### The task
Select all lines with the string "Марлен" in them, and copy those lines.

### Data excerpts
━━━━━━━━

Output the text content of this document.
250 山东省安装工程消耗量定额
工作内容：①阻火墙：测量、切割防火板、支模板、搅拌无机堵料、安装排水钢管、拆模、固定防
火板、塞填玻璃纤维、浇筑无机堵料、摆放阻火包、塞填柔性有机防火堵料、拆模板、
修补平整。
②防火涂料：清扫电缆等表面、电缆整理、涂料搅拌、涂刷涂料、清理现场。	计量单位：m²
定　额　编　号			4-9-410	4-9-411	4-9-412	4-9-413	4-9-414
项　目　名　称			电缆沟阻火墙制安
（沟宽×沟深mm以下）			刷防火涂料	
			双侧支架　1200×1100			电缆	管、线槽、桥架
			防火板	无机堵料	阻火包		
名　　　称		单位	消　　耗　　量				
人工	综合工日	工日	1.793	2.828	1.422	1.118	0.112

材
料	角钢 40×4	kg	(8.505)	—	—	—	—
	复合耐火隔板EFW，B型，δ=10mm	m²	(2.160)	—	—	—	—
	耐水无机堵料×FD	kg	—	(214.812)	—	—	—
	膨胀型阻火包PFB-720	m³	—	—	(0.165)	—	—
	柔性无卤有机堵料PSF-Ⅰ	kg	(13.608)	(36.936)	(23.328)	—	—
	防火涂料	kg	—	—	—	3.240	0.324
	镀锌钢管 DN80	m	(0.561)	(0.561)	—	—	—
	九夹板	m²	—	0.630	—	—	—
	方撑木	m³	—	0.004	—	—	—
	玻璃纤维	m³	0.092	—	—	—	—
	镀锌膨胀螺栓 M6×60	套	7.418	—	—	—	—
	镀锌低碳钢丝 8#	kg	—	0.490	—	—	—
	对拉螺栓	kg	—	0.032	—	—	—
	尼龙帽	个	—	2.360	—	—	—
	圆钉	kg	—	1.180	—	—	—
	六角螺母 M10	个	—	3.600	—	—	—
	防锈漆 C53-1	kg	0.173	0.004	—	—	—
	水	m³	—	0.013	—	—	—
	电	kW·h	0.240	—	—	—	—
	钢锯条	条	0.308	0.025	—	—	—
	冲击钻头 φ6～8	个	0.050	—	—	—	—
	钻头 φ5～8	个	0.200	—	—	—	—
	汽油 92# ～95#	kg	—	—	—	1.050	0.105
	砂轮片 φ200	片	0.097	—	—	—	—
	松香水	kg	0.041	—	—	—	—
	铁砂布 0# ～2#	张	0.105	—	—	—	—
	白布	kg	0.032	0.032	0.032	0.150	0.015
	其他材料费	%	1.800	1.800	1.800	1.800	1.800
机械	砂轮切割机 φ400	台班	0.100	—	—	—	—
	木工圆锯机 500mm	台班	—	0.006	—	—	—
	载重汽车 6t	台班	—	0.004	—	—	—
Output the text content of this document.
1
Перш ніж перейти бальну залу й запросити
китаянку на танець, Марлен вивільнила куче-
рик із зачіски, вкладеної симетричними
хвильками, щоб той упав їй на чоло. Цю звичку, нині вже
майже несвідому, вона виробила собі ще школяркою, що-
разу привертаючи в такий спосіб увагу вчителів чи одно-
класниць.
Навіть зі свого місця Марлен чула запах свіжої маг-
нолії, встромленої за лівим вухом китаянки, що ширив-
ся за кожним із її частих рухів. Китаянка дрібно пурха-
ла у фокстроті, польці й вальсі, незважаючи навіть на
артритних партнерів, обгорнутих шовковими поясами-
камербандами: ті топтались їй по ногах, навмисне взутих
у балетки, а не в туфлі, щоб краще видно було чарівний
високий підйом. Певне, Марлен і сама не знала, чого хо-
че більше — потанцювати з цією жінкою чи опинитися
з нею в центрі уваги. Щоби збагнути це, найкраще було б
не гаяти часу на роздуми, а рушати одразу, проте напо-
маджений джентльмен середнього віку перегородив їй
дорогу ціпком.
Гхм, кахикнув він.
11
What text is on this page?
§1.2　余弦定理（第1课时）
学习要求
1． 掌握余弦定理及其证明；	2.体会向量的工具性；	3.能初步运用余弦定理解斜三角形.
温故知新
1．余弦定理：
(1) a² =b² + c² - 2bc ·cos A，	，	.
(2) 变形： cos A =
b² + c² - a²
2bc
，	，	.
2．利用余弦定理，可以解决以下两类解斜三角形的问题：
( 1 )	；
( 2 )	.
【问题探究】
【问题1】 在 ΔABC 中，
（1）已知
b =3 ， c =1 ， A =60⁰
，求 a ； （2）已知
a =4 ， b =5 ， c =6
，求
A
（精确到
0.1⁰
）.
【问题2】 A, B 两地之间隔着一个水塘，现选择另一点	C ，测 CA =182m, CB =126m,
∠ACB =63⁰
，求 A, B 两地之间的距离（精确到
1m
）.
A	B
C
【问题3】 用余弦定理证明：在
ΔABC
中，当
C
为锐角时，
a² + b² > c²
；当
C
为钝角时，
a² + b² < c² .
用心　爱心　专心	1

━━━━━━━━

### Problem solution
китаянку на танець, Марлен вивільнила куче-
Навіть зі свого місця Марлен чула запах свіжої маг-
високий підйом. Певне, Марлен і сама не знала, чого хо-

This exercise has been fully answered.